* Challenge
An exact copy of every record is needed.

[Records]

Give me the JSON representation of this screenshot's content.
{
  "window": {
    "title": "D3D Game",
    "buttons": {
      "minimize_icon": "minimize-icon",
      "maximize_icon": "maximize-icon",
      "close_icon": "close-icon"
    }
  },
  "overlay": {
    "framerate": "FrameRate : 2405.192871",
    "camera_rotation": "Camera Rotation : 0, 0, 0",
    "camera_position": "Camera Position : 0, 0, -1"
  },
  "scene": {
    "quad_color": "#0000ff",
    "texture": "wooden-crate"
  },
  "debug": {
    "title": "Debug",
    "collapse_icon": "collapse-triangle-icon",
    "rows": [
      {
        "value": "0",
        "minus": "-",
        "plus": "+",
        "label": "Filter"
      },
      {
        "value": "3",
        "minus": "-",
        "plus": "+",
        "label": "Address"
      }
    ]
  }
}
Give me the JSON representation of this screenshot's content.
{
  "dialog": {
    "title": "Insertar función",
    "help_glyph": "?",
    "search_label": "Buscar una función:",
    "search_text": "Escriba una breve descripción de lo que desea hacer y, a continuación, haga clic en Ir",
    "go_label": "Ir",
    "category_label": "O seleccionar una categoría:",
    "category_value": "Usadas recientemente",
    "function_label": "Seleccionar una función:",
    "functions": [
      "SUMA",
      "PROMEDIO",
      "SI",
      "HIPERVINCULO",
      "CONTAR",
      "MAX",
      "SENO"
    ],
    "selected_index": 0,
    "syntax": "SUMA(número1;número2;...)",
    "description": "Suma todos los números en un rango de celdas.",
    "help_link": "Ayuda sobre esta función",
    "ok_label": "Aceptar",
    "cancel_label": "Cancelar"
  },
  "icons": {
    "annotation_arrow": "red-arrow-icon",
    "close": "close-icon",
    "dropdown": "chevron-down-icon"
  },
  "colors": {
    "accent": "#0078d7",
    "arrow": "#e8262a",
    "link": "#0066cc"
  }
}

* Response to this task
Give me the JSON representation of this screenshot's content.
{
  "window": {
    "title": "D3D Game",
    "buttons": {
      "minimize_icon": "minimize-icon",
      "maximize_icon": "maximize-icon",
      "close_icon": "close-icon"
    }
  },
  "overlay": {
    "framerate": "FrameRate : 2405.192871",
    "camera_rotation": "Camera Rotation : 0, 0, 0",
    "camera_position": "Camera Position : 0, 0, -1"
  },
  "scene": {
    "quad_color": "#0000ff",
    "texture": "wooden-crate"
  },
  "debug": {
    "title": "Debug",
    "collapse_icon": "collapse-triangle-icon",
    "rows": [
      {
        "value": "0",
        "minus": "-",
        "plus": "+",
        "label": "Filter"
      },
      {
        "value": "3",
        "minus": "-",
        "plus": "+",
        "label": "Address"
      }
    ]
  }
}
Give me the JSON representation of this screenshot's content.
{
  "dialog": {
    "title": "Insertar función",
    "help_glyph": "?",
    "search_label": "Buscar una función:",
    "search_text": "Escriba una breve descripción de lo que desea hacer y, a continuación, haga clic en Ir",
    "go_label": "Ir",
    "category_label": "O seleccionar una categoría:",
    "category_value": "Usadas recientemente",
    "function_label": "Seleccionar una función:",
    "functions": [
      "SUMA",
      "PROMEDIO",
      "SI",
      "HIPERVINCULO",
      "CONTAR",
      "MAX",
      "SENO"
    ],
    "selected_index": 0,
    "syntax": "SUMA(número1;número2;...)",
    "description": "Suma todos los números en un rango de celdas.",
    "help_link": "Ayuda sobre esta función",
    "ok_label": "Aceptar",
    "cancel_label": "Cancelar"
  },
  "icons": {
    "annotation_arrow": "red-arrow-icon",
    "close": "close-icon",
    "dropdown": "chevron-down-icon"
  },
  "colors": {
    "accent": "#0078d7",
    "arrow": "#e8262a",
    "link": "#0066cc"
  }
}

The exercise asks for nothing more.